## Start Records shown

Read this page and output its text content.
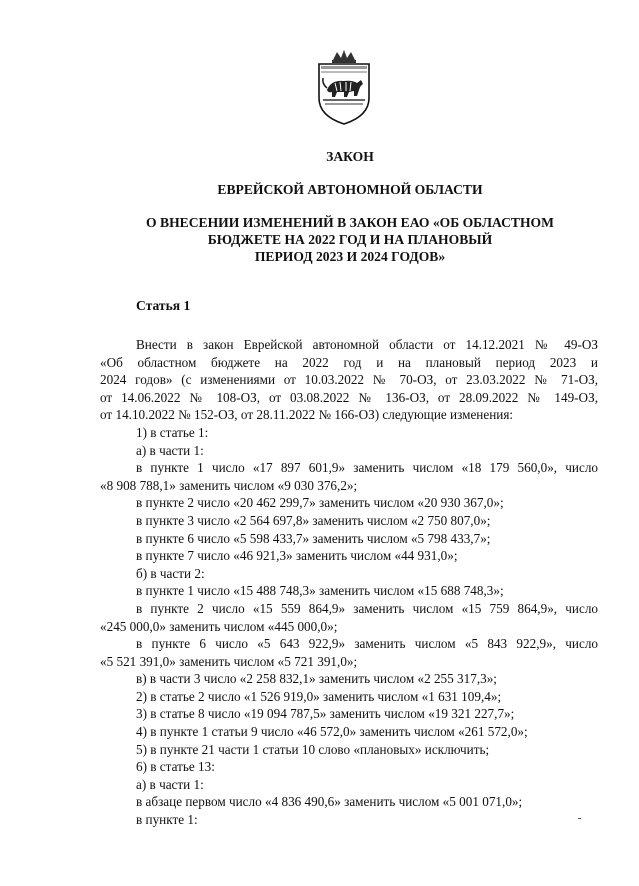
ЗАКОН
ЕВРЕЙСКОЙ АВТОНОМНОЙ ОБЛАСТИ
О ВНЕСЕНИИ ИЗМЕНЕНИЙ В ЗАКОН ЕАО «ОБ ОБЛАСТНОМ
БЮДЖЕТЕ НА 2022 ГОД И НА ПЛАНОВЫЙ
ПЕРИОД 2023 И 2024 ГОДОВ»
Статья 1
Внести в закон Еврейской автономной области от 14.12.2021 № 49-ОЗ
«Об областном бюджете на 2022 год и на плановый период 2023 и
2024 годов» (с изменениями от 10.03.2022 № 70-ОЗ, от 23.03.2022 № 71-ОЗ,
от 14.06.2022 № 108-ОЗ, от 03.08.2022 № 136-ОЗ, от 28.09.2022 № 149-ОЗ,
от 14.10.2022 № 152-ОЗ, от 28.11.2022 № 166-ОЗ) следующие изменения:
1) в статье 1:
а) в части 1:
в пункте 1 число «17 897 601,9» заменить числом «18 179 560,0», число
«8 908 788,1» заменить числом «9 030 376,2»;
в пункте 2 число «20 462 299,7» заменить числом «20 930 367,0»;
в пункте 3 число «2 564 697,8» заменить числом «2 750 807,0»;
в пункте 6 число «5 598 433,7» заменить числом «5 798 433,7»;
в пункте 7 число «46 921,3» заменить числом «44 931,0»;
б) в части 2:
в пункте 1 число «15 488 748,3» заменить числом «15 688 748,3»;
в пункте 2 число «15 559 864,9» заменить числом «15 759 864,9», число
«245 000,0» заменить числом «445 000,0»;
в пункте 6 число «5 643 922,9» заменить числом «5 843 922,9», число
«5 521 391,0» заменить числом «5 721 391,0»;
в) в части 3 число «2 258 832,1» заменить числом «2 255 317,3»;
2) в статье 2 число «1 526 919,0» заменить числом «1 631 109,4»;
3) в статье 8 число «19 094 787,5» заменить числом «19 321 227,7»;
4) в пункте 1 статьи 9 число «46 572,0» заменить числом «261 572,0»;
5) в пункте 21 части 1 статьи 10 слово «плановых» исключить;
6) в статье 13:
а) в части 1:
в абзаце первом число «4 836 490,6» заменить числом «5 001 071,0»;
в пункте 1:
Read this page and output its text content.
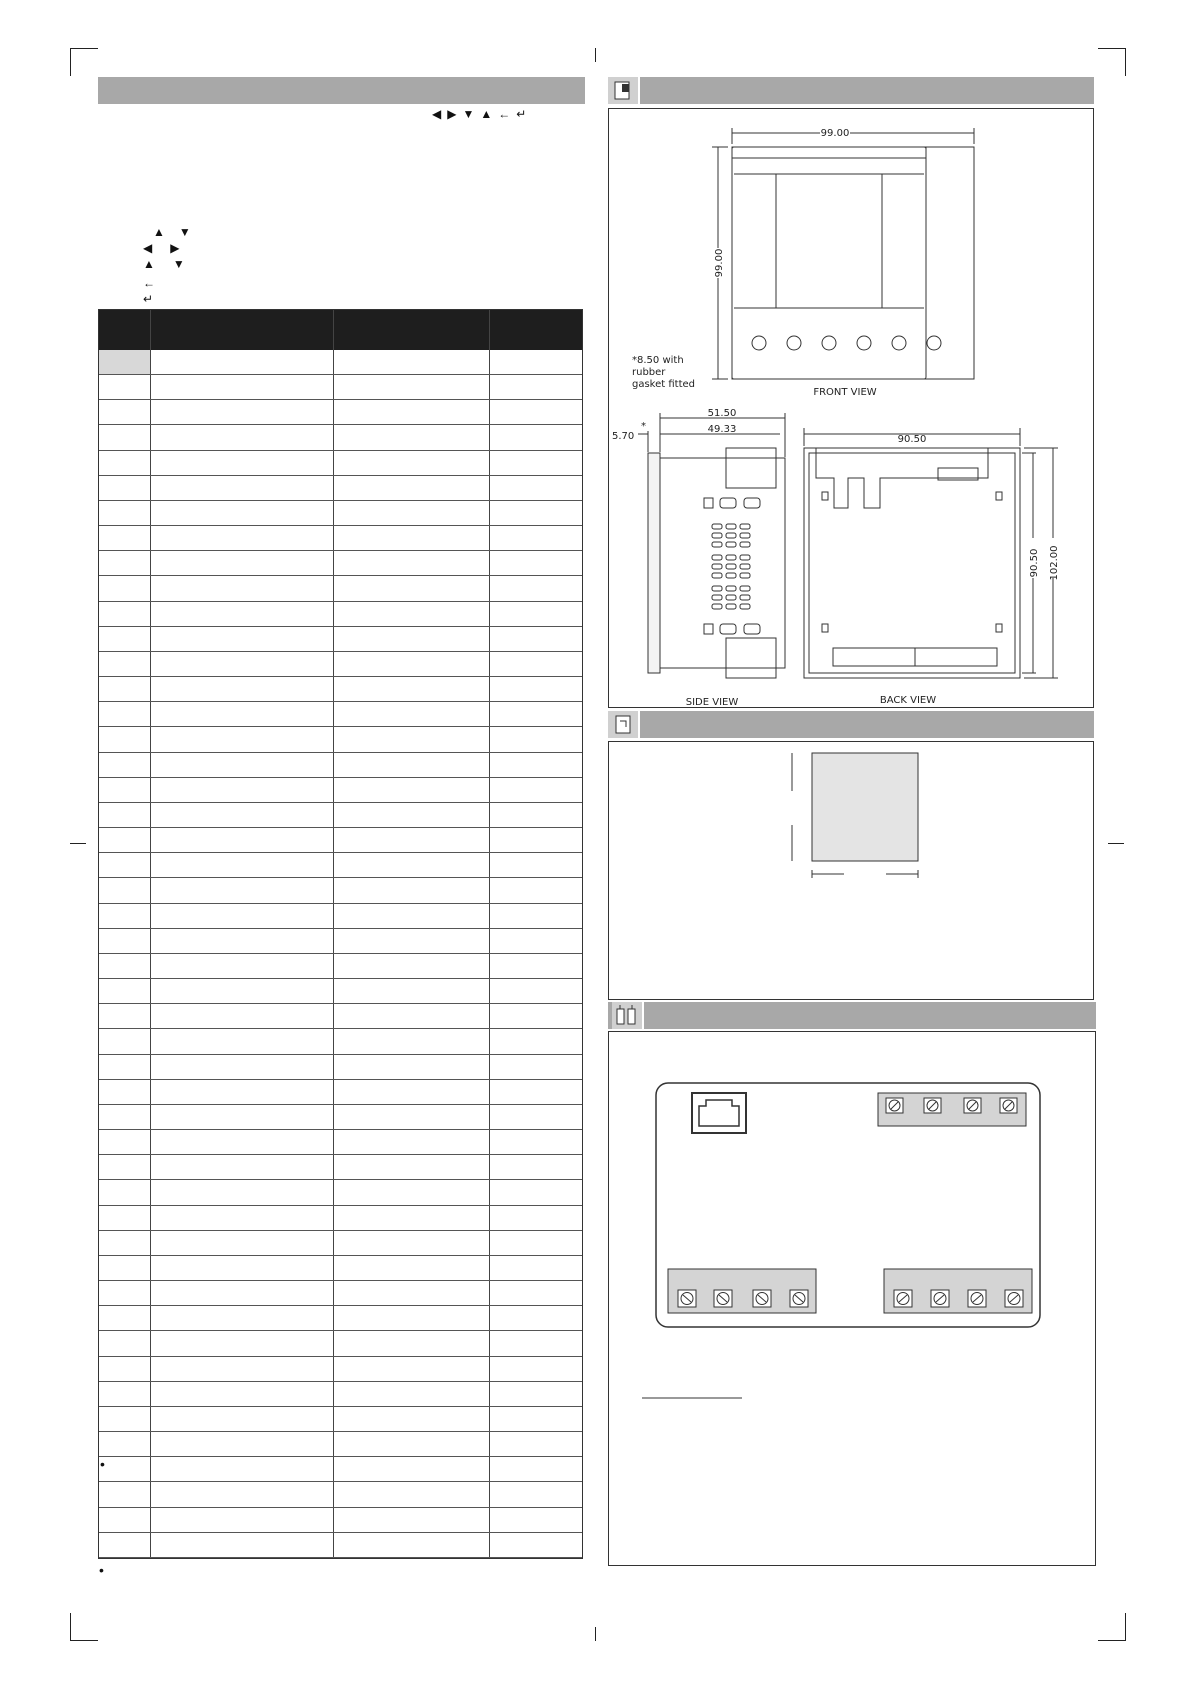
◀ ▶ ▼ ▲ ← ↵
▲ ▼
◀ ▶
▲ ▼
←
↵
•
•
99.00
99.00
*8.50 with rubber gasket fitted
FRONT VIEW
51.50
49.33
5.70
*
SIDE VIEW
90.50
90.50 102.00
BACK VIEW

## End Records shown

**Objective:** Copy the data character for character, but drop all pictures from the copy.

**Complete answer:**
Read this page and output its text content.
ЗАКОН
ЕВРЕЙСКОЙ АВТОНОМНОЙ ОБЛАСТИ
О ВНЕСЕНИИ ИЗМЕНЕНИЙ В ЗАКОН ЕАО «ОБ ОБЛАСТНОМ
БЮДЖЕТЕ НА 2022 ГОД И НА ПЛАНОВЫЙ
ПЕРИОД 2023 И 2024 ГОДОВ»
Статья 1
Внести в закон Еврейской автономной области от 14.12.2021 № 49-ОЗ
«Об областном бюджете на 2022 год и на плановый период 2023 и
2024 годов» (с изменениями от 10.03.2022 № 70-ОЗ, от 23.03.2022 № 71-ОЗ,
от 14.06.2022 № 108-ОЗ, от 03.08.2022 № 136-ОЗ, от 28.09.2022 № 149-ОЗ,
от 14.10.2022 № 152-ОЗ, от 28.11.2022 № 166-ОЗ) следующие изменения:
1) в статье 1:
а) в части 1:
в пункте 1 число «17 897 601,9» заменить числом «18 179 560,0», число
«8 908 788,1» заменить числом «9 030 376,2»;
в пункте 2 число «20 462 299,7» заменить числом «20 930 367,0»;
в пункте 3 число «2 564 697,8» заменить числом «2 750 807,0»;
в пункте 6 число «5 598 433,7» заменить числом «5 798 433,7»;
в пункте 7 число «46 921,3» заменить числом «44 931,0»;
б) в части 2:
в пункте 1 число «15 488 748,3» заменить числом «15 688 748,3»;
в пункте 2 число «15 559 864,9» заменить числом «15 759 864,9», число
«245 000,0» заменить числом «445 000,0»;
в пункте 6 число «5 643 922,9» заменить числом «5 843 922,9», число
«5 521 391,0» заменить числом «5 721 391,0»;
в) в части 3 число «2 258 832,1» заменить числом «2 255 317,3»;
2) в статье 2 число «1 526 919,0» заменить числом «1 631 109,4»;
3) в статье 8 число «19 094 787,5» заменить числом «19 321 227,7»;
4) в пункте 1 статьи 9 число «46 572,0» заменить числом «261 572,0»;
5) в пункте 21 части 1 статьи 10 слово «плановых» исключить;
6) в статье 13:
а) в части 1:
в абзаце первом число «4 836 490,6» заменить числом «5 001 071,0»;
в пункте 1:
Read this page and output its text content.
◀ ▶ ▼ ▲ ← ↵
▲ ▼
◀ ▶
▲ ▼
←
↵
•
•
99.00
99.00
*8.50 with rubber gasket fitted
FRONT VIEW
51.50
49.33
5.70
*
SIDE VIEW
90.50
90.50 102.00
BACK VIEW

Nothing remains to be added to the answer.